§ Aufgabenstellung A: Sammle aus den Datensätzen jede Zeile, in der die Zeichenfolge "EMEA" vorkommt, und gib sie unverändert wieder.

Der durchschnittliche Index im Bau betrug für das Jahr 2000 etwa 73, seit 1995 sank die Bauproduktion also um 27%. Erfreulich hingegen die Entwicklung im VG: Der Index stieg auf etwa 154 im Jahre 2000, was einer 54%igen Steigerung entspricht. Diese Entwicklung zeichnet sich auch für das abgelaufene Quartal ab. Im konjunkturell bedeutsamen Zweimonatsvergleich (Jan./Feb. zum Vorjahr) wiederholt sich obige Feststellung: Im Bauhauptgewerbe sank die Produktion um 15,7%, im Verarbeitenden Gewerbe stieg sie um 13,4%. Da der Anteil des Baus an der Bruttowertschöpfung ab- und der des VG permanent zunimmt, könnte insgesamt noch ein leichter Zuwachs entstehen.Bitte anklicken!
Das Verarbeitende Gewerbe
Das Verarbeitende Gewerbe (VG) zeigt sich weiterhin als die führende Kraft beim Wirtschaftswachstum der
Neuen Bundesländer. Die Produktion sank, nach einem kräftigen Anstieg im Januar von 7,3%, im Februar
um -0,5% im Vergleich zum Vormonatszeitraum. Im Januar stachen besonders die Gebrauchsgüterproduzenten
mit 15,2% hervor (Statistisches Bundesamt, saisonbereinigt). Gegenüber dem Vorjahr steht sogar ein
Wachstum von 42,5% zu Buche. Im Februar waren es immerhin noch 16,2%.

§ Aufgabenstellung B: Nenne sämtliche Prozentangaben, die im Lesetext unter der Überschrift „Das Verarbeitende Gewerbe“ stehen.

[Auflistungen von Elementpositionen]

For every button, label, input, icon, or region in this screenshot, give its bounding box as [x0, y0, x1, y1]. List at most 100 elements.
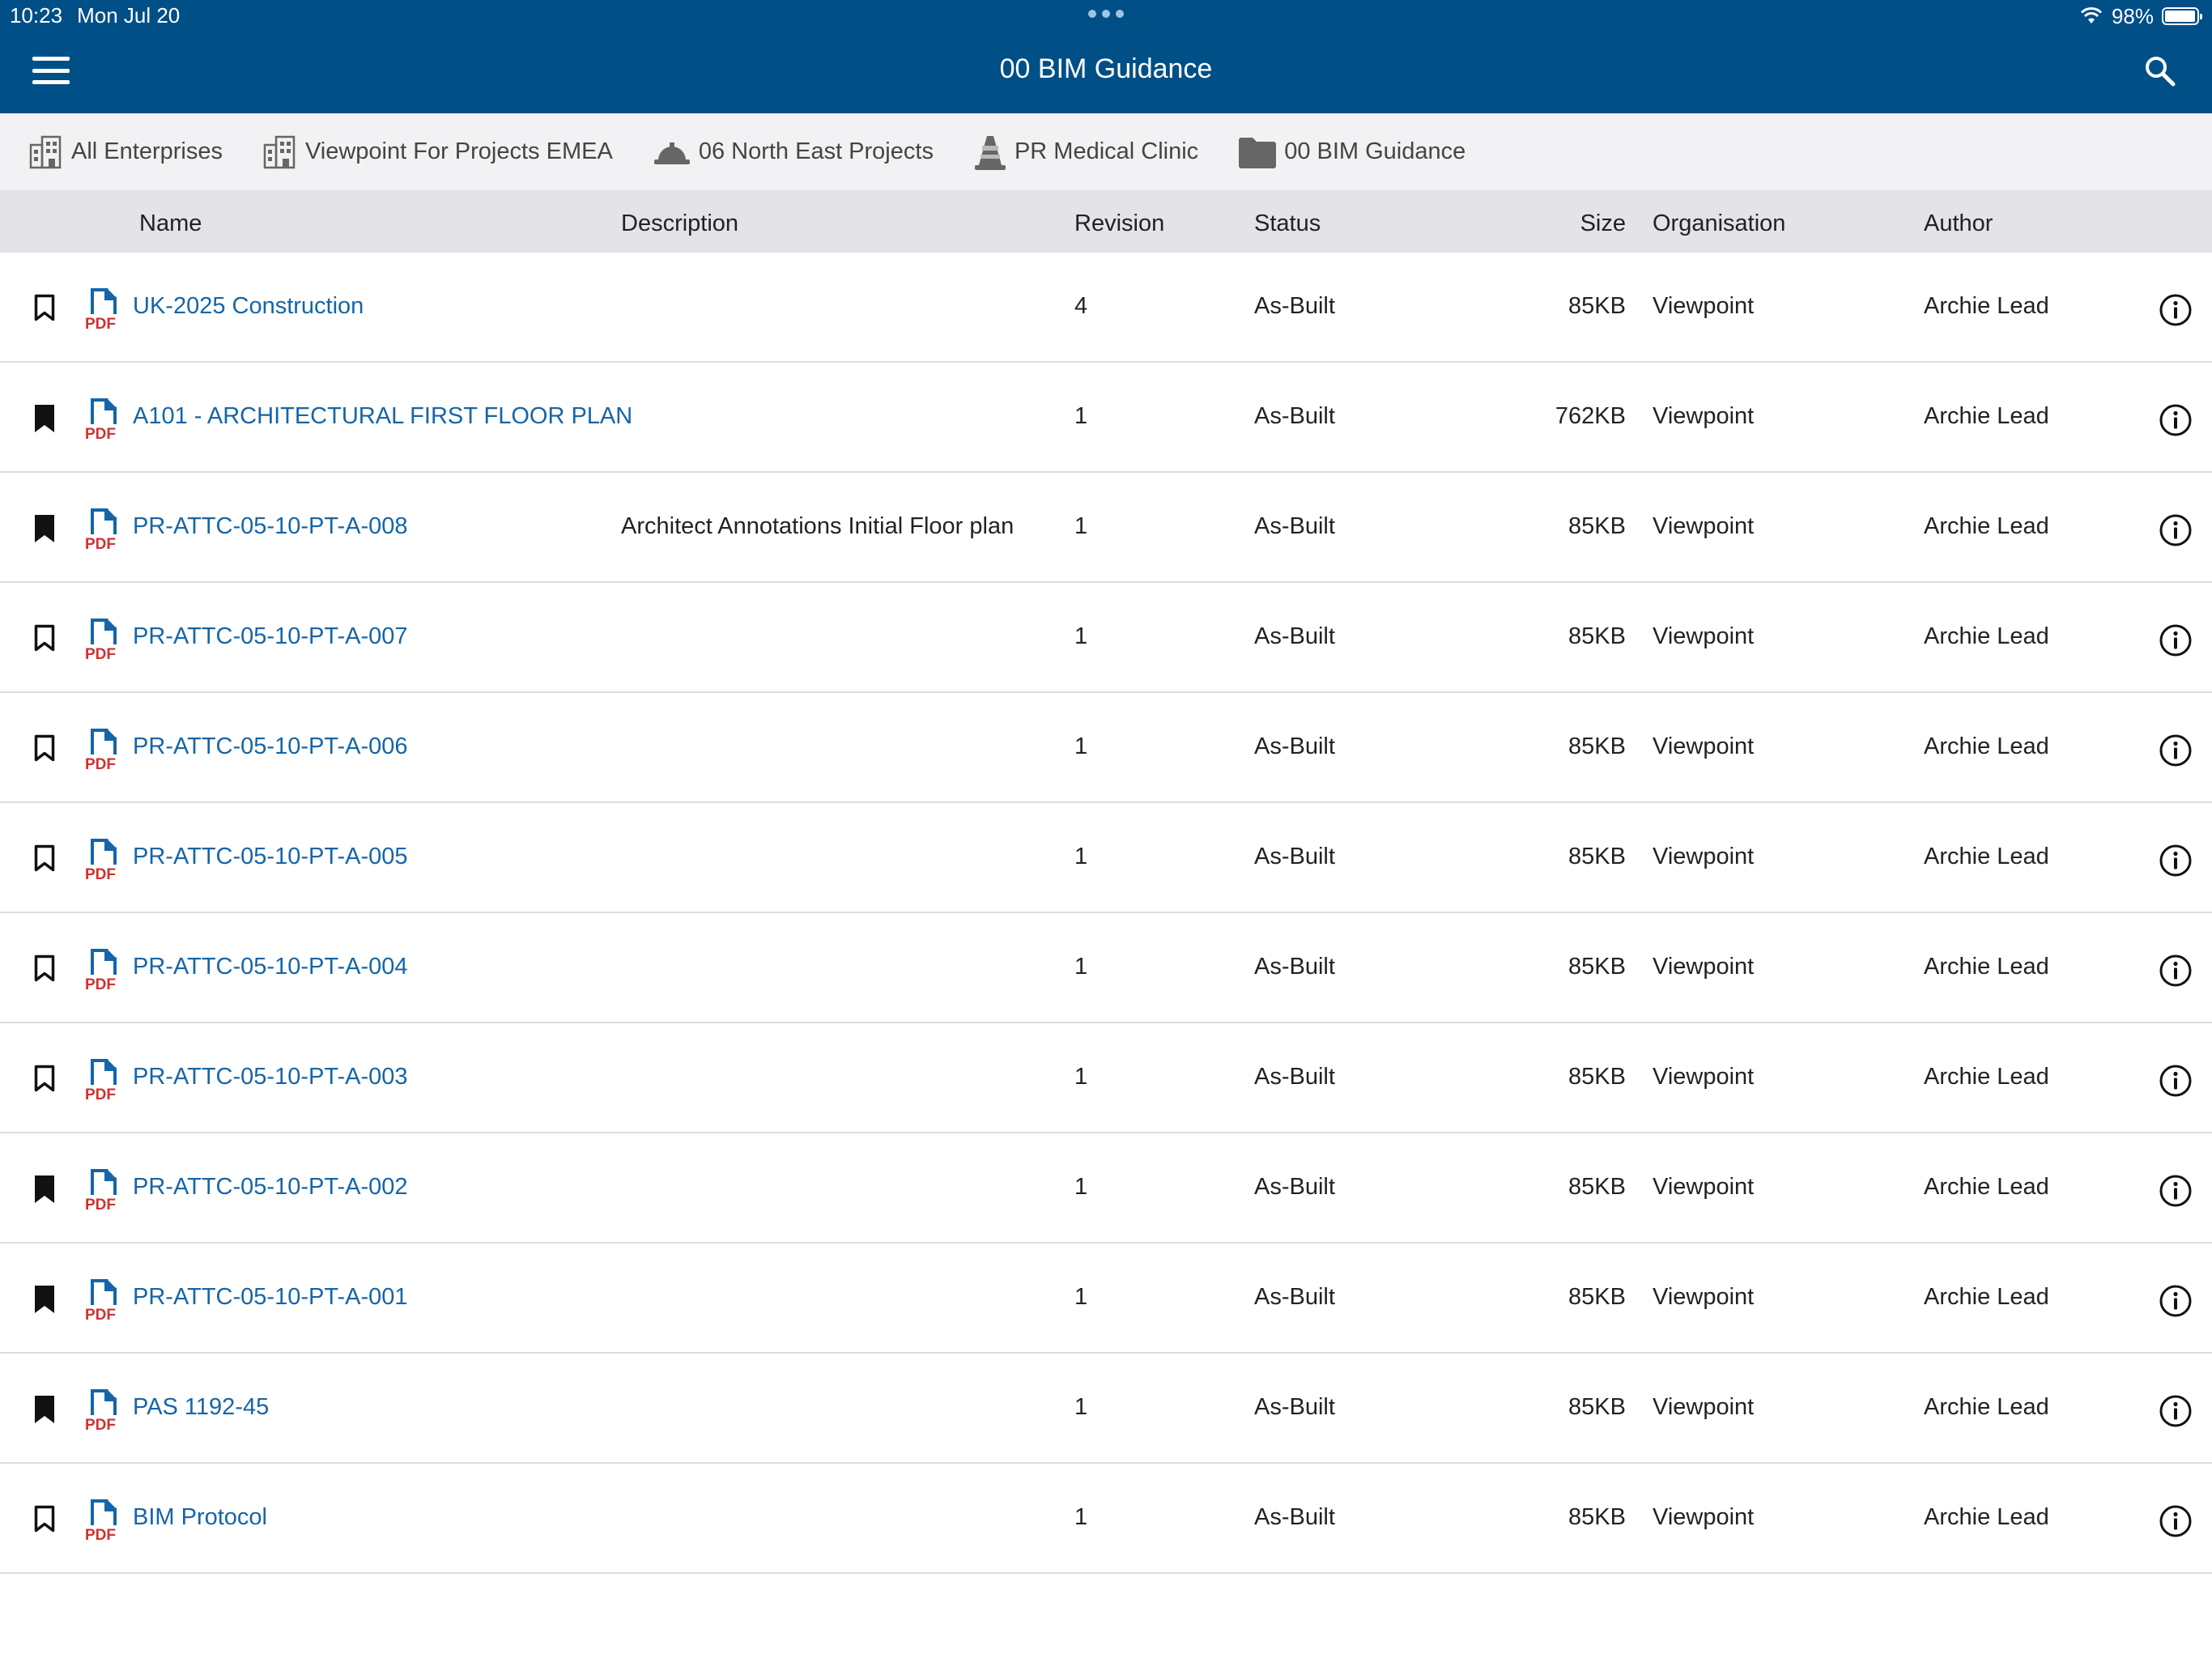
document-organisation: Viewpoint: [1653, 623, 1755, 649]
info-icon[interactable]: [2159, 293, 2193, 327]
document-status: As-Built: [1254, 1504, 1335, 1530]
document-status: As-Built: [1254, 403, 1335, 429]
column-header-description[interactable]: Description: [621, 210, 738, 237]
document-organisation: Viewpoint: [1653, 293, 1755, 319]
status-date: Mon Jul 20: [77, 3, 181, 28]
table-row[interactable]: PDF PR-ATTC-05-10-PT-A-007 1 As-Built 85KB Vi…: [0, 583, 2212, 693]
document-author: Archie Lead: [1924, 1394, 2049, 1420]
search-icon[interactable]: [2142, 53, 2178, 89]
bookmark-outline-icon[interactable]: [32, 1504, 57, 1535]
document-status: As-Built: [1254, 513, 1335, 539]
breadcrumb-viewpoint-emea[interactable]: Viewpoint For Projects EMEA: [262, 134, 613, 171]
breadcrumb-pr-medical-clinic[interactable]: PR Medical Clinic: [972, 133, 1198, 172]
document-name-link[interactable]: PR-ATTC-05-10-PT-A-003: [133, 1064, 408, 1090]
table-row[interactable]: PDF PR-ATTC-05-10-PT-A-003 1 As-Built 85KB Vi…: [0, 1023, 2212, 1133]
bookmark-outline-icon[interactable]: [32, 733, 57, 764]
pdf-file-label: PDF: [85, 1307, 116, 1321]
column-header-revision[interactable]: Revision: [1074, 210, 1164, 237]
document-status: As-Built: [1254, 844, 1335, 869]
breadcrumb-north-east-projects[interactable]: 06 North East Projects: [652, 136, 934, 168]
multitasking-dots-icon[interactable]: [1088, 8, 1124, 19]
bookmark-filled-icon[interactable]: [32, 513, 57, 544]
info-icon[interactable]: [2159, 513, 2193, 547]
pdf-file-label: PDF: [85, 426, 116, 440]
document-author: Archie Lead: [1924, 844, 2049, 869]
column-header-organisation[interactable]: Organisation: [1653, 210, 1785, 237]
column-header-name[interactable]: Name: [139, 210, 202, 237]
breadcrumb-all-enterprises[interactable]: All Enterprises: [28, 134, 223, 171]
document-organisation: Viewpoint: [1653, 1064, 1755, 1090]
document-name-link[interactable]: BIM Protocol: [133, 1504, 267, 1531]
pdf-file-label: PDF: [85, 1417, 116, 1431]
traffic-cone-icon: [974, 135, 1006, 170]
table-row[interactable]: PDF PR-ATTC-05-10-PT-A-005 1 As-Built 85KB Vi…: [0, 803, 2212, 913]
info-icon[interactable]: [2159, 1064, 2193, 1098]
bookmark-outline-icon[interactable]: [32, 623, 57, 654]
pdf-file-icon: PDF: [85, 1499, 117, 1541]
bookmark-filled-icon[interactable]: [32, 403, 57, 434]
breadcrumb-label: Viewpoint For Projects EMEA: [304, 138, 613, 164]
info-icon[interactable]: [2159, 733, 2193, 767]
document-description: Architect Annotations Initial Floor plan: [621, 513, 1015, 539]
table-row[interactable]: PDF BIM Protocol 1 As-Built 85KB Viewpoint Arc…: [0, 1464, 2212, 1574]
info-icon[interactable]: [2159, 623, 2193, 657]
document-name-link[interactable]: PAS 1192-45: [133, 1394, 269, 1421]
column-header-size[interactable]: Size: [1580, 210, 1626, 237]
building-icon: [29, 135, 62, 168]
battery-percent: 98%: [2111, 3, 2154, 28]
table-row[interactable]: PDF PR-ATTC-05-10-PT-A-008 Architect Annot…: [0, 473, 2212, 583]
table-row[interactable]: PDF PR-ATTC-05-10-PT-A-004 1 As-Built 85KB Vi…: [0, 913, 2212, 1023]
info-icon[interactable]: [2159, 954, 2193, 988]
info-icon[interactable]: [2159, 403, 2193, 437]
bookmark-outline-icon[interactable]: [32, 293, 57, 324]
table-row[interactable]: PDF PR-ATTC-05-10-PT-A-001 1 As-Built 85KB Vi…: [0, 1244, 2212, 1354]
info-icon[interactable]: [2159, 844, 2193, 878]
table-row[interactable]: PDF UK-2025 Construction 4 As-Built 85KB View…: [0, 253, 2212, 363]
bookmark-outline-icon[interactable]: [32, 844, 57, 874]
table-row[interactable]: PDF PR-ATTC-05-10-PT-A-006 1 As-Built 85KB Vi…: [0, 693, 2212, 803]
document-organisation: Viewpoint: [1653, 844, 1755, 869]
document-revision: 1: [1074, 623, 1088, 649]
bookmark-filled-icon[interactable]: [32, 1174, 57, 1205]
pdf-file-icon: PDF: [85, 1389, 117, 1431]
bookmark-filled-icon[interactable]: [32, 1394, 57, 1425]
table-row[interactable]: PDF PAS 1192-45 1 As-Built 85KB Viewpoint Arch…: [0, 1354, 2212, 1464]
document-name-link[interactable]: PR-ATTC-05-10-PT-A-005: [133, 844, 408, 870]
document-name-link[interactable]: PR-ATTC-05-10-PT-A-001: [133, 1284, 408, 1311]
table-row[interactable]: PDF PR-ATTC-05-10-PT-A-002 1 As-Built 85KB Vi…: [0, 1133, 2212, 1244]
document-name-link[interactable]: PR-ATTC-05-10-PT-A-002: [133, 1174, 408, 1201]
pdf-file-icon: PDF: [85, 398, 117, 440]
document-name-link[interactable]: PR-ATTC-05-10-PT-A-007: [133, 623, 408, 650]
breadcrumb-label: 06 North East Projects: [698, 138, 934, 164]
table-row[interactable]: PDF A101 - ARCHITECTURAL FIRST FLOOR PLAN…: [0, 363, 2212, 473]
bookmark-outline-icon[interactable]: [32, 1064, 57, 1095]
top-bar: 10:23 Mon Jul 20 98% 00 BIM Guidance: [0, 0, 2212, 113]
info-icon[interactable]: [2159, 1174, 2193, 1208]
document-author: Archie Lead: [1924, 403, 2049, 429]
document-author: Archie Lead: [1924, 513, 2049, 539]
pdf-file-label: PDF: [85, 866, 116, 881]
bookmark-filled-icon[interactable]: [32, 1284, 57, 1315]
document-name-link[interactable]: PR-ATTC-05-10-PT-A-006: [133, 733, 408, 760]
pdf-file-label: PDF: [85, 1197, 116, 1211]
breadcrumb: All Enterprises Viewpoint For Projects E…: [0, 113, 2212, 191]
breadcrumb-bim-guidance[interactable]: 00 BIM Guidance: [1237, 135, 1465, 169]
document-name-link[interactable]: PR-ATTC-05-10-PT-A-004: [133, 954, 408, 980]
bookmark-outline-icon[interactable]: [32, 954, 57, 984]
info-icon[interactable]: [2159, 1504, 2193, 1538]
document-name-link[interactable]: PR-ATTC-05-10-PT-A-008: [133, 513, 408, 540]
document-name-link[interactable]: A101 - ARCHITECTURAL FIRST FLOOR PLAN: [133, 403, 632, 430]
pdf-file-icon: PDF: [85, 508, 117, 551]
battery-icon: [2162, 7, 2202, 25]
document-author: Archie Lead: [1924, 1284, 2049, 1310]
pdf-file-label: PDF: [85, 1527, 116, 1541]
column-header-status[interactable]: Status: [1254, 210, 1321, 237]
document-name-link[interactable]: UK-2025 Construction: [133, 293, 364, 320]
info-icon[interactable]: [2159, 1284, 2193, 1318]
document-revision: 1: [1074, 1394, 1088, 1420]
info-icon[interactable]: [2159, 1394, 2193, 1428]
document-status: As-Built: [1254, 733, 1335, 759]
column-header-author[interactable]: Author: [1924, 210, 1993, 237]
document-size: 85KB: [1568, 1174, 1626, 1200]
document-size: 85KB: [1568, 844, 1626, 869]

§ Ausgabe A:
breadcrumb-viewpoint-emea[interactable]: Viewpoint For Projects EMEA: [262, 134, 613, 171]
breadcrumb-label: Viewpoint For Projects EMEA: [304, 138, 613, 164]

§ Ausgabe B:
7,3%
-0,5%
15,2%
42,5%
16,2%